* The request:
Each line of the material below that holds the word "values" needs to be copied.

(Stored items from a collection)
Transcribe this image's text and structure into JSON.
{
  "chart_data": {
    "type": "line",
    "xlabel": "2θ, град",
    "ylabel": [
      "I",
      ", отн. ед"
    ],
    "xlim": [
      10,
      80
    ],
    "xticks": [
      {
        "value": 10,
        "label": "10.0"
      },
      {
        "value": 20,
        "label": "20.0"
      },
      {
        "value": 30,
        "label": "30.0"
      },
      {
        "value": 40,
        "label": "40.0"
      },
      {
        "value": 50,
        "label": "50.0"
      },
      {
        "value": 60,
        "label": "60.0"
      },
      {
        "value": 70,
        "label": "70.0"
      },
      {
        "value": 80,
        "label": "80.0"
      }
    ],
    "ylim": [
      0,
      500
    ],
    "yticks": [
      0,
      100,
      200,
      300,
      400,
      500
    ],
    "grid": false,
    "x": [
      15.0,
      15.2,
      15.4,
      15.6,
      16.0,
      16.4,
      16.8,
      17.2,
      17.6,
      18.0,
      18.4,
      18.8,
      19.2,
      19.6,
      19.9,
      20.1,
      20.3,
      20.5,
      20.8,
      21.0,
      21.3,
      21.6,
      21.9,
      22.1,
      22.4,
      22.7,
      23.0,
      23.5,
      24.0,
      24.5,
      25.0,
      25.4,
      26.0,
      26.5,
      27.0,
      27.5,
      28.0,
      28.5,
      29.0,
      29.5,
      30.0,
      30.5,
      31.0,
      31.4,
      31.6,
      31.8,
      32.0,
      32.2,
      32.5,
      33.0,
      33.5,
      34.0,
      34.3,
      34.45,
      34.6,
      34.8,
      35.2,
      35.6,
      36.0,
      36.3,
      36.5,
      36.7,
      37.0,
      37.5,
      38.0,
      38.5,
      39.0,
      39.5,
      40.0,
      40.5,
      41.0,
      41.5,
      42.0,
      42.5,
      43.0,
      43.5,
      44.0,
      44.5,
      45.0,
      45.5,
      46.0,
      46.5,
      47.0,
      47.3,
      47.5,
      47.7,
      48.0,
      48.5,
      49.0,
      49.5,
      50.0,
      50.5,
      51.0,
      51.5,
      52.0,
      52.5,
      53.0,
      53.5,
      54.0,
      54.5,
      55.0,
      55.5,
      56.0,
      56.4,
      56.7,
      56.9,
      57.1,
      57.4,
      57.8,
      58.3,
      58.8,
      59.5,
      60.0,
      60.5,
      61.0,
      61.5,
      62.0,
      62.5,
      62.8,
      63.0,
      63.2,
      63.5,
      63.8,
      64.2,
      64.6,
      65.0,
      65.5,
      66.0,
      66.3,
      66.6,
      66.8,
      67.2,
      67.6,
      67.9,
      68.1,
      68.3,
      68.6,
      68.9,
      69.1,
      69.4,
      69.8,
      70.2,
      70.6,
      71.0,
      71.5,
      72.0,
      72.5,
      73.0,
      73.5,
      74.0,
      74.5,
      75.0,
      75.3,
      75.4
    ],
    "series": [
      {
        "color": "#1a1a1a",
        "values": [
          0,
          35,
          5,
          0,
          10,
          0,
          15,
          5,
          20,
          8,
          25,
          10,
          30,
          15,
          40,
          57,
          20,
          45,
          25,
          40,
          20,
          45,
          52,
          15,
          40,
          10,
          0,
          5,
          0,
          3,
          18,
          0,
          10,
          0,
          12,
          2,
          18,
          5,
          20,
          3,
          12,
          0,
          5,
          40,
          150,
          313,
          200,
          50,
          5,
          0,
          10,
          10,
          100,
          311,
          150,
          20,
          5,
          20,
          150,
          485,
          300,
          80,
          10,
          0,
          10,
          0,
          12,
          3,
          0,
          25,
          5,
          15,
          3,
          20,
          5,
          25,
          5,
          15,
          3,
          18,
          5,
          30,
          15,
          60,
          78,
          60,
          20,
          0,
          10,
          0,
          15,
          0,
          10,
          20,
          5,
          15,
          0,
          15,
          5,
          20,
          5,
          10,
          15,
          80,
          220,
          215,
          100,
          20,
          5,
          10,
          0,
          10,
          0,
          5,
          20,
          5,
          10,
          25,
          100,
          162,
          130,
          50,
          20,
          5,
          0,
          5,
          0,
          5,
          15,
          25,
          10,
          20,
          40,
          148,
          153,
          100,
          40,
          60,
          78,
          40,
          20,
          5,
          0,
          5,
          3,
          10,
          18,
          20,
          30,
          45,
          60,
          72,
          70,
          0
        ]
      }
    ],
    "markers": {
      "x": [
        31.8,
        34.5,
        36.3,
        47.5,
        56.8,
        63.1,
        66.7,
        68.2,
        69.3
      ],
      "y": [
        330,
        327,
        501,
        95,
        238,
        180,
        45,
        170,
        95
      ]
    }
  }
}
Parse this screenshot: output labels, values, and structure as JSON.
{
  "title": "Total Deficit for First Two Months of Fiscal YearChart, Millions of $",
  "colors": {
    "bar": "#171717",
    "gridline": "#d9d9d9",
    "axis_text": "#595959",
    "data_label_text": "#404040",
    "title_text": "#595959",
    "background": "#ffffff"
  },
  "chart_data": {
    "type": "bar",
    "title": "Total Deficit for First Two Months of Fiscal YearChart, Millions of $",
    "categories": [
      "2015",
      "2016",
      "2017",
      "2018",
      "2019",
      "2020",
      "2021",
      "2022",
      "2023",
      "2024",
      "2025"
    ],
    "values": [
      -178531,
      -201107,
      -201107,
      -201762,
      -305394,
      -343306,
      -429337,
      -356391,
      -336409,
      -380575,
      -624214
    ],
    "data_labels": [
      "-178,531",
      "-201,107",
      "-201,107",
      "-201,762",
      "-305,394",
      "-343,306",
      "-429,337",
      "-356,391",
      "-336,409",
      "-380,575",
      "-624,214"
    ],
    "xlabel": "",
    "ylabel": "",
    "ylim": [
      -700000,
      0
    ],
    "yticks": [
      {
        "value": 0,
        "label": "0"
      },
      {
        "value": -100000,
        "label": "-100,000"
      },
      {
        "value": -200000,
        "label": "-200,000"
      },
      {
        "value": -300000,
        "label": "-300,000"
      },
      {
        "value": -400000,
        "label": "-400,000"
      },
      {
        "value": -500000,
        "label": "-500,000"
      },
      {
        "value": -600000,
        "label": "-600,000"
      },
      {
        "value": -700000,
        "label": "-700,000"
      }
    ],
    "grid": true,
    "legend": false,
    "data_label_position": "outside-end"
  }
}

* Response below:
        "values": [
Parse this screenshot: output labels, values, and structure as JSON.
    "values": [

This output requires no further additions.